* begin *
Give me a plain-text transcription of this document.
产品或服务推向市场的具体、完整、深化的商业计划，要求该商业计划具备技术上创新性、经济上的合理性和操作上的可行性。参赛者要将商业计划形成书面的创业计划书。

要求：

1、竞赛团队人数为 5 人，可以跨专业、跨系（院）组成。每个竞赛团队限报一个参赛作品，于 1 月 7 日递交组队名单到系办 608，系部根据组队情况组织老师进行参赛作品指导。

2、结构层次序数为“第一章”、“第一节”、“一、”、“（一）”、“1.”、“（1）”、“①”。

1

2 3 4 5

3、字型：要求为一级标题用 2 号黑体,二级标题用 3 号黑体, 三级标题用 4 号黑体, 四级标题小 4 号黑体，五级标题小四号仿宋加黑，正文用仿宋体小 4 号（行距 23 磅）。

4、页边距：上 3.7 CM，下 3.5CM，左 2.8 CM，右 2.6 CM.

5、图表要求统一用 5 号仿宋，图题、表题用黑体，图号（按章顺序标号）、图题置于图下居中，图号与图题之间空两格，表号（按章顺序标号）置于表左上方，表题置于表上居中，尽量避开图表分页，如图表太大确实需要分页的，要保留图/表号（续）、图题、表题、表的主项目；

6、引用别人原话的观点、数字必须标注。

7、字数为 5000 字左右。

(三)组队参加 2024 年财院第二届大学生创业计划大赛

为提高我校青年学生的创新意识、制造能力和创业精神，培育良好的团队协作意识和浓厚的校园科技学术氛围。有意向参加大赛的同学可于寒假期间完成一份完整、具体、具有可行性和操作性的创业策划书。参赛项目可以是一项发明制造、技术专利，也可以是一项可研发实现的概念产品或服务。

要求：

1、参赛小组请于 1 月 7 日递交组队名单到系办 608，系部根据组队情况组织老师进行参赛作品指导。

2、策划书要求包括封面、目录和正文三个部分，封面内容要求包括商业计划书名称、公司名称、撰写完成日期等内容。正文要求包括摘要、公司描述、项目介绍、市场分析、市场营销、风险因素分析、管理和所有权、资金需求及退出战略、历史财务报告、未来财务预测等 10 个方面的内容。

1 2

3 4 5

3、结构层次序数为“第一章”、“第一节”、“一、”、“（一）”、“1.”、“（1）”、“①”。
* end *
Above are the records; retype them all without a single difference.

Give me a plain-text transcription of this document.
产品或服务推向市场的具体、完整、深化的商业计划，要求该商业计划具备技术上创新性、经济上的合理性和操作上的可行性。参赛者要将商业计划形成书面的创业计划书。

要求：

1、竞赛团队人数为 5 人，可以跨专业、跨系（院）组成。每个竞赛团队限报一个参赛作品，于 1 月 7 日递交组队名单到系办 608，系部根据组队情况组织老师进行参赛作品指导。

2、结构层次序数为“第一章”、“第一节”、“一、”、“（一）”、“1.”、“（1）”、“①”。

1

2 3 4 5

3、字型：要求为一级标题用 2 号黑体,二级标题用 3 号黑体, 三级标题用 4 号黑体, 四级标题小 4 号黑体，五级标题小四号仿宋加黑，正文用仿宋体小 4 号（行距 23 磅）。

4、页边距：上 3.7 CM，下 3.5CM，左 2.8 CM，右 2.6 CM.

5、图表要求统一用 5 号仿宋，图题、表题用黑体，图号（按章顺序标号）、图题置于图下居中，图号与图题之间空两格，表号（按章顺序标号）置于表左上方，表题置于表上居中，尽量避开图表分页，如图表太大确实需要分页的，要保留图/表号（续）、图题、表题、表的主项目；

6、引用别人原话的观点、数字必须标注。

7、字数为 5000 字左右。

(三)组队参加 2024 年财院第二届大学生创业计划大赛

为提高我校青年学生的创新意识、制造能力和创业精神，培育良好的团队协作意识和浓厚的校园科技学术氛围。有意向参加大赛的同学可于寒假期间完成一份完整、具体、具有可行性和操作性的创业策划书。参赛项目可以是一项发明制造、技术专利，也可以是一项可研发实现的概念产品或服务。

要求：

1、参赛小组请于 1 月 7 日递交组队名单到系办 608，系部根据组队情况组织老师进行参赛作品指导。

2、策划书要求包括封面、目录和正文三个部分，封面内容要求包括商业计划书名称、公司名称、撰写完成日期等内容。正文要求包括摘要、公司描述、项目介绍、市场分析、市场营销、风险因素分析、管理和所有权、资金需求及退出战略、历史财务报告、未来财务预测等 10 个方面的内容。

1 2

3 4 5

3、结构层次序数为“第一章”、“第一节”、“一、”、“（一）”、“1.”、“（1）”、“①”。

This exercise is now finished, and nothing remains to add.